* _STATED EXERCISE_
Please restate the following records word for word.

* _DATASET RECORDS_
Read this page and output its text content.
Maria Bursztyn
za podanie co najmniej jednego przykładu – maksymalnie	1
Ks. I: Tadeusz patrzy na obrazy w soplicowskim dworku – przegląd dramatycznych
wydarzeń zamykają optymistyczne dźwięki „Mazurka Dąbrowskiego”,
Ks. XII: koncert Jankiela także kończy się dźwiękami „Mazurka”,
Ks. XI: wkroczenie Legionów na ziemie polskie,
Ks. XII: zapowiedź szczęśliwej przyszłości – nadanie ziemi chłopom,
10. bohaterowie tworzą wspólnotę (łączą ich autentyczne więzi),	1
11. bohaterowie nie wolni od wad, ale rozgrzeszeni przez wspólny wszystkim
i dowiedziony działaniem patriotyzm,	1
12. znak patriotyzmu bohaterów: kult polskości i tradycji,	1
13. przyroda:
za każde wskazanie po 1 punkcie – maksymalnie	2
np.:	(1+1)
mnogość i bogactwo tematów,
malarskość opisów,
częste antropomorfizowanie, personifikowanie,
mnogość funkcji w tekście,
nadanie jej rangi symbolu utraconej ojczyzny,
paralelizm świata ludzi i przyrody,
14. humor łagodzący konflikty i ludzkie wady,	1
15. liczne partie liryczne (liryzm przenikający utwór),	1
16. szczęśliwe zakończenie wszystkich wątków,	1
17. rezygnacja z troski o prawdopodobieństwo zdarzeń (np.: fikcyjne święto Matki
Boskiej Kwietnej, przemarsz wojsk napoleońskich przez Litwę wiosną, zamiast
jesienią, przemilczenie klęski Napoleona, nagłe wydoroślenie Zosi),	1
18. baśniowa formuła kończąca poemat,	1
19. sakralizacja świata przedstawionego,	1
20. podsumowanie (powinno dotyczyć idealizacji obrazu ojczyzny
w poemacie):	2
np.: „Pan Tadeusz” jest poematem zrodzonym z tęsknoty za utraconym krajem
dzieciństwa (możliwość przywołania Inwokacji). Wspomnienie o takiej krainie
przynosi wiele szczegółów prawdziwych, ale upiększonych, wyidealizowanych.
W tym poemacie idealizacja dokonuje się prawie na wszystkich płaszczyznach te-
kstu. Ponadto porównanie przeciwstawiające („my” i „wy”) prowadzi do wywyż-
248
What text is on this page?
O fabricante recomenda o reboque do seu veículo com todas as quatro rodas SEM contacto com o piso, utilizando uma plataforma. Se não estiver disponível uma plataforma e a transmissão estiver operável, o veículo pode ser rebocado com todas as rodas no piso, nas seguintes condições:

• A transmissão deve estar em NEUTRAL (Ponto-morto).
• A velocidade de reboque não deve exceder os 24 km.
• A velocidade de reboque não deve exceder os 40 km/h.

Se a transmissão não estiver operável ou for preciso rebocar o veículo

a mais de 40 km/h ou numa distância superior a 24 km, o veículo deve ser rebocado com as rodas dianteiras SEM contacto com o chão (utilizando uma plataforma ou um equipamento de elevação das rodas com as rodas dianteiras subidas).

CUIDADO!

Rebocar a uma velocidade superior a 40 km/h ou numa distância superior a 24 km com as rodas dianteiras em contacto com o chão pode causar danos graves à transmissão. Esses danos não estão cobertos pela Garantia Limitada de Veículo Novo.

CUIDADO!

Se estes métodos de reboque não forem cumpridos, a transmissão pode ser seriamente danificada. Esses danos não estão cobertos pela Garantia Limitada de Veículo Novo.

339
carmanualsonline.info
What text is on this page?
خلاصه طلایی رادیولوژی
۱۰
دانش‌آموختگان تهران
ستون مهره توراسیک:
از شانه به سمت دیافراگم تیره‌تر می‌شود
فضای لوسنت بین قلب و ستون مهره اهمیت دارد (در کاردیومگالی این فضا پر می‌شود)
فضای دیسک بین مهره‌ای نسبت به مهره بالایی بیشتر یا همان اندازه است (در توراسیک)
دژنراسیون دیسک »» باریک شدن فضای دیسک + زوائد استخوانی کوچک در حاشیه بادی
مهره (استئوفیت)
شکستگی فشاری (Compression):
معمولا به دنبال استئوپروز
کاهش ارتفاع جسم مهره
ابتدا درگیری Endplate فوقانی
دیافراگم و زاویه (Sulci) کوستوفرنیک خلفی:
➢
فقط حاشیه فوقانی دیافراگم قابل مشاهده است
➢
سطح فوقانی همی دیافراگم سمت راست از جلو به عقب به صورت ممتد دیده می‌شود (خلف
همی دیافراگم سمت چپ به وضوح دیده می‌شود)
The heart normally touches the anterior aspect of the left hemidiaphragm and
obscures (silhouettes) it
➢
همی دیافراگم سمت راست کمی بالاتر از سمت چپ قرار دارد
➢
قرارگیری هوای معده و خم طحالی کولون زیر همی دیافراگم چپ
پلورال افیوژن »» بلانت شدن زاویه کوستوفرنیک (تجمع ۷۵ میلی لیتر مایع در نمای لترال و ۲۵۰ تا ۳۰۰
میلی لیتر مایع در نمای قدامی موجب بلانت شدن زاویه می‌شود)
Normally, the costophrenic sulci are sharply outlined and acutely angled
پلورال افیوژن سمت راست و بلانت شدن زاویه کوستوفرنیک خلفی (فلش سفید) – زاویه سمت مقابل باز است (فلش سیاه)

* _EXERCISE ANSWER_
Read this page and output its text content.
Maria Bursztyn
za podanie co najmniej jednego przykładu – maksymalnie	1
Ks. I: Tadeusz patrzy na obrazy w soplicowskim dworku – przegląd dramatycznych
wydarzeń zamykają optymistyczne dźwięki „Mazurka Dąbrowskiego”,
Ks. XII: koncert Jankiela także kończy się dźwiękami „Mazurka”,
Ks. XI: wkroczenie Legionów na ziemie polskie,
Ks. XII: zapowiedź szczęśliwej przyszłości – nadanie ziemi chłopom,
10. bohaterowie tworzą wspólnotę (łączą ich autentyczne więzi),	1
11. bohaterowie nie wolni od wad, ale rozgrzeszeni przez wspólny wszystkim
i dowiedziony działaniem patriotyzm,	1
12. znak patriotyzmu bohaterów: kult polskości i tradycji,	1
13. przyroda:
za każde wskazanie po 1 punkcie – maksymalnie	2
np.:	(1+1)
mnogość i bogactwo tematów,
malarskość opisów,
częste antropomorfizowanie, personifikowanie,
mnogość funkcji w tekście,
nadanie jej rangi symbolu utraconej ojczyzny,
paralelizm świata ludzi i przyrody,
14. humor łagodzący konflikty i ludzkie wady,	1
15. liczne partie liryczne (liryzm przenikający utwór),	1
16. szczęśliwe zakończenie wszystkich wątków,	1
17. rezygnacja z troski o prawdopodobieństwo zdarzeń (np.: fikcyjne święto Matki
Boskiej Kwietnej, przemarsz wojsk napoleońskich przez Litwę wiosną, zamiast
jesienią, przemilczenie klęski Napoleona, nagłe wydoroślenie Zosi),	1
18. baśniowa formuła kończąca poemat,	1
19. sakralizacja świata przedstawionego,	1
20. podsumowanie (powinno dotyczyć idealizacji obrazu ojczyzny
w poemacie):	2
np.: „Pan Tadeusz” jest poematem zrodzonym z tęsknoty za utraconym krajem
dzieciństwa (możliwość przywołania Inwokacji). Wspomnienie o takiej krainie
przynosi wiele szczegółów prawdziwych, ale upiększonych, wyidealizowanych.
W tym poemacie idealizacja dokonuje się prawie na wszystkich płaszczyznach te-
kstu. Ponadto porównanie przeciwstawiające („my” i „wy”) prowadzi do wywyż-
248
What text is on this page?
O fabricante recomenda o reboque do seu veículo com todas as quatro rodas SEM contacto com o piso, utilizando uma plataforma. Se não estiver disponível uma plataforma e a transmissão estiver operável, o veículo pode ser rebocado com todas as rodas no piso, nas seguintes condições:

• A transmissão deve estar em NEUTRAL (Ponto-morto).
• A velocidade de reboque não deve exceder os 24 km.
• A velocidade de reboque não deve exceder os 40 km/h.

Se a transmissão não estiver operável ou for preciso rebocar o veículo

a mais de 40 km/h ou numa distância superior a 24 km, o veículo deve ser rebocado com as rodas dianteiras SEM contacto com o chão (utilizando uma plataforma ou um equipamento de elevação das rodas com as rodas dianteiras subidas).

CUIDADO!

Rebocar a uma velocidade superior a 40 km/h ou numa distância superior a 24 km com as rodas dianteiras em contacto com o chão pode causar danos graves à transmissão. Esses danos não estão cobertos pela Garantia Limitada de Veículo Novo.

CUIDADO!

Se estes métodos de reboque não forem cumpridos, a transmissão pode ser seriamente danificada. Esses danos não estão cobertos pela Garantia Limitada de Veículo Novo.

339
carmanualsonline.info
What text is on this page?
خلاصه طلایی رادیولوژی
۱۰
دانش‌آموختگان تهران
ستون مهره توراسیک:
از شانه به سمت دیافراگم تیره‌تر می‌شود
فضای لوسنت بین قلب و ستون مهره اهمیت دارد (در کاردیومگالی این فضا پر می‌شود)
فضای دیسک بین مهره‌ای نسبت به مهره بالایی بیشتر یا همان اندازه است (در توراسیک)
دژنراسیون دیسک »» باریک شدن فضای دیسک + زوائد استخوانی کوچک در حاشیه بادی
مهره (استئوفیت)
شکستگی فشاری (Compression):
معمولا به دنبال استئوپروز
کاهش ارتفاع جسم مهره
ابتدا درگیری Endplate فوقانی
دیافراگم و زاویه (Sulci) کوستوفرنیک خلفی:
➢
فقط حاشیه فوقانی دیافراگم قابل مشاهده است
➢
سطح فوقانی همی دیافراگم سمت راست از جلو به عقب به صورت ممتد دیده می‌شود (خلف
همی دیافراگم سمت چپ به وضوح دیده می‌شود)
The heart normally touches the anterior aspect of the left hemidiaphragm and
obscures (silhouettes) it
➢
همی دیافراگم سمت راست کمی بالاتر از سمت چپ قرار دارد
➢
قرارگیری هوای معده و خم طحالی کولون زیر همی دیافراگم چپ
پلورال افیوژن »» بلانت شدن زاویه کوستوفرنیک (تجمع ۷۵ میلی لیتر مایع در نمای لترال و ۲۵۰ تا ۳۰۰
میلی لیتر مایع در نمای قدامی موجب بلانت شدن زاویه می‌شود)
Normally, the costophrenic sulci are sharply outlined and acutely angled
پلورال افیوژن سمت راست و بلانت شدن زاویه کوستوفرنیک خلفی (فلش سفید) – زاویه سمت مقابل باز است (فلش سیاه)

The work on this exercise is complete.